- [Task objective]
Extract every record, exactly as written, and ignore the pictures.

- [Data]

# # # # # # #

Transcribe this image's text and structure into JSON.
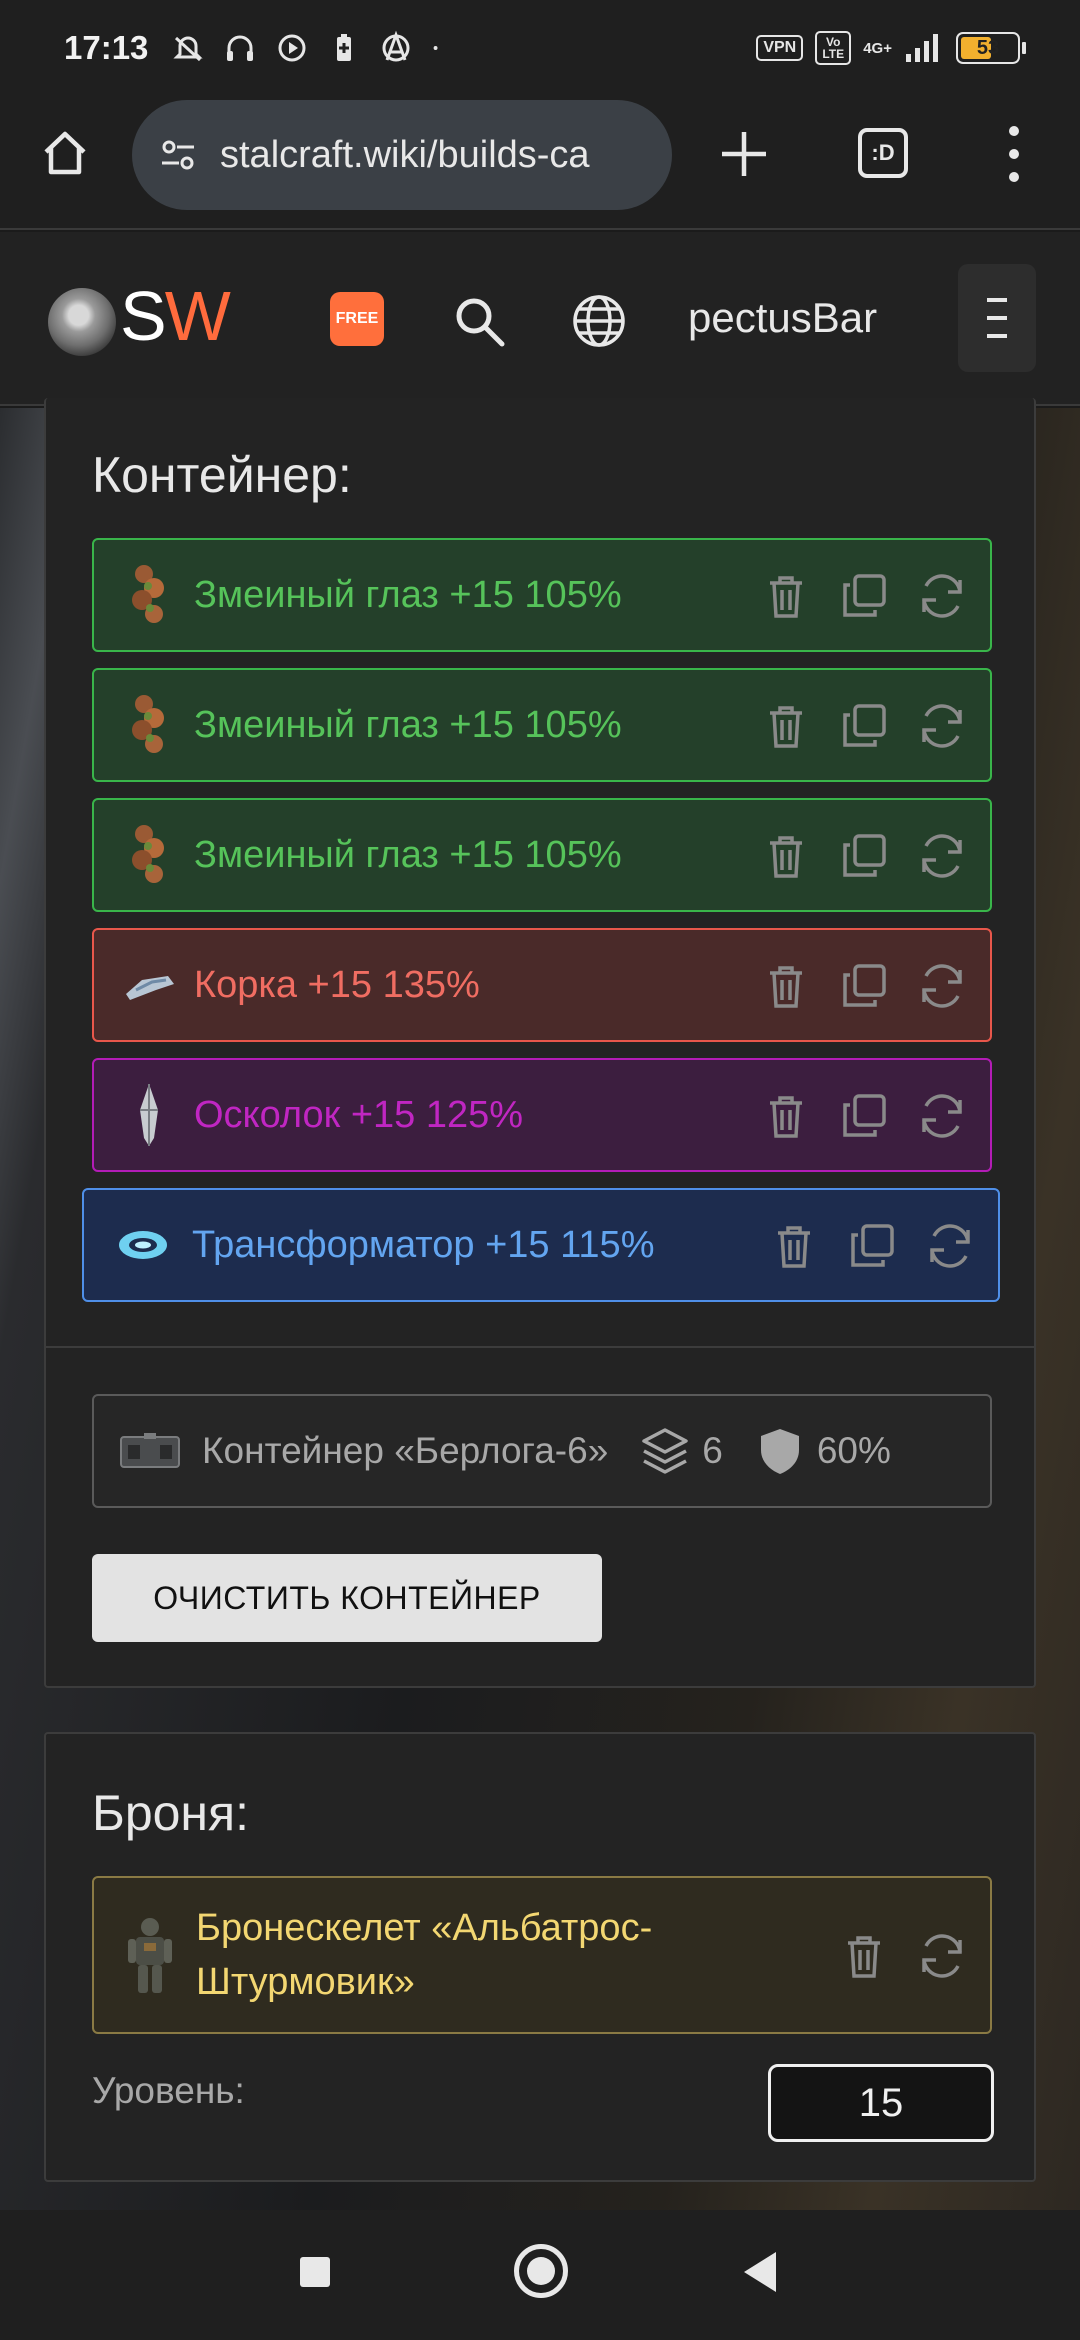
{
  "status_bar": {
    "time": "17:13",
    "vpn": "VPN",
    "volte": "Vo LTE",
    "network": "4G+",
    "battery": "53"
  },
  "browser": {
    "url": "stalcraft.wiki/builds-ca",
    "tabs_count": ":D"
  },
  "site_header": {
    "logo_s": "S",
    "logo_w": "W",
    "free_badge": "FREE",
    "username": "pectusBar"
  },
  "container_panel": {
    "title": "Контейнер:",
    "artifacts": [
      {
        "name": "Змеиный глаз +15 105%",
        "rarity": "green",
        "icon": "snake-eye-artifact-icon"
      },
      {
        "name": "Змеиный глаз +15 105%",
        "rarity": "green",
        "icon": "snake-eye-artifact-icon"
      },
      {
        "name": "Змеиный глаз +15 105%",
        "rarity": "green",
        "icon": "snake-eye-artifact-icon"
      },
      {
        "name": "Корка +15 135%",
        "rarity": "red",
        "icon": "crust-artifact-icon"
      },
      {
        "name": "Осколок +15 125%",
        "rarity": "purple",
        "icon": "shard-artifact-icon"
      },
      {
        "name": "Трансформатор +15 115%",
        "rarity": "blue",
        "icon": "transformer-artifact-icon"
      }
    ],
    "container": {
      "name": "Контейнер «Берлога-6»",
      "slots": "6",
      "protection": "60%"
    },
    "clear_button": "ОЧИСТИТЬ КОНТЕЙНЕР"
  },
  "armor_panel": {
    "title": "Броня:",
    "armor_name": "Бронескелет «Альбатрос-Штурмовик»",
    "level_label": "Уровень:",
    "level_value": "15"
  },
  "colors": {
    "green": "#56c35a",
    "red": "#f06d62",
    "purple": "#c026c2",
    "blue": "#63a5f0",
    "armor": "#f3d772",
    "logo_accent": "#ff6b3d"
  }
}
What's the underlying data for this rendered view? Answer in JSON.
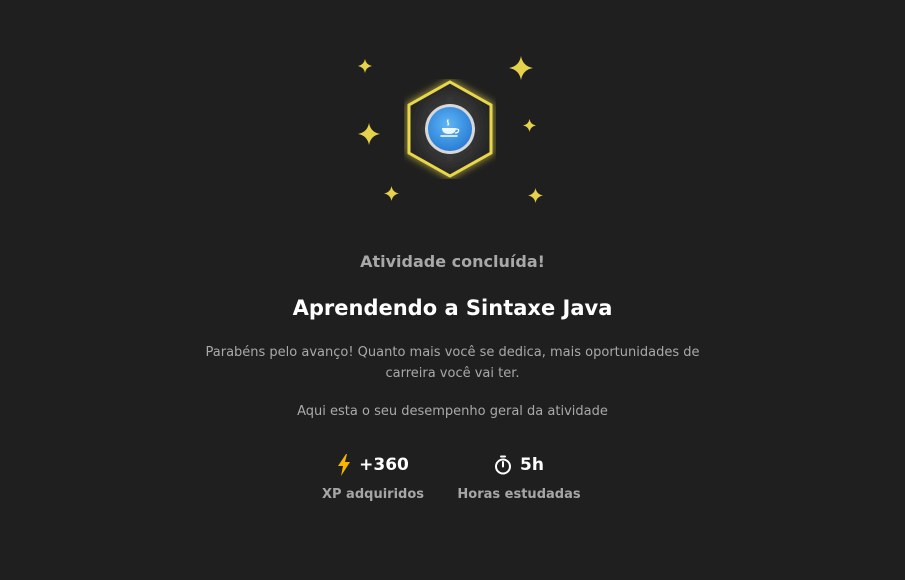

# # # # # # #

- [Solution below]
Transcribe this image's text and structure into JSON.
{
  "status_bar": {
    "time": "17:13",
    "vpn": "VPN",
    "volte": "Vo LTE",
    "network": "4G+",
    "battery": "53"
  },
  "browser": {
    "url": "stalcraft.wiki/builds-ca",
    "tabs_count": ":D"
  },
  "site_header": {
    "logo_s": "S",
    "logo_w": "W",
    "free_badge": "FREE",
    "username": "pectusBar"
  },
  "container_panel": {
    "title": "Контейнер:",
    "artifacts": [
      {
        "name": "Змеиный глаз +15 105%",
        "rarity": "green",
        "icon": "snake-eye-artifact-icon"
      },
      {
        "name": "Змеиный глаз +15 105%",
        "rarity": "green",
        "icon": "snake-eye-artifact-icon"
      },
      {
        "name": "Змеиный глаз +15 105%",
        "rarity": "green",
        "icon": "snake-eye-artifact-icon"
      },
      {
        "name": "Корка +15 135%",
        "rarity": "red",
        "icon": "crust-artifact-icon"
      },
      {
        "name": "Осколок +15 125%",
        "rarity": "purple",
        "icon": "shard-artifact-icon"
      },
      {
        "name": "Трансформатор +15 115%",
        "rarity": "blue",
        "icon": "transformer-artifact-icon"
      }
    ],
    "container": {
      "name": "Контейнер «Берлога-6»",
      "slots": "6",
      "protection": "60%"
    },
    "clear_button": "ОЧИСТИТЬ КОНТЕЙНЕР"
  },
  "armor_panel": {
    "title": "Броня:",
    "armor_name": "Бронескелет «Альбатрос-Штурмовик»",
    "level_label": "Уровень:",
    "level_value": "15"
  },
  "colors": {
    "green": "#56c35a",
    "red": "#f06d62",
    "purple": "#c026c2",
    "blue": "#63a5f0",
    "armor": "#f3d772",
    "logo_accent": "#ff6b3d"
  }
}
What's the underlying data for this rendered view? Answer in JSON.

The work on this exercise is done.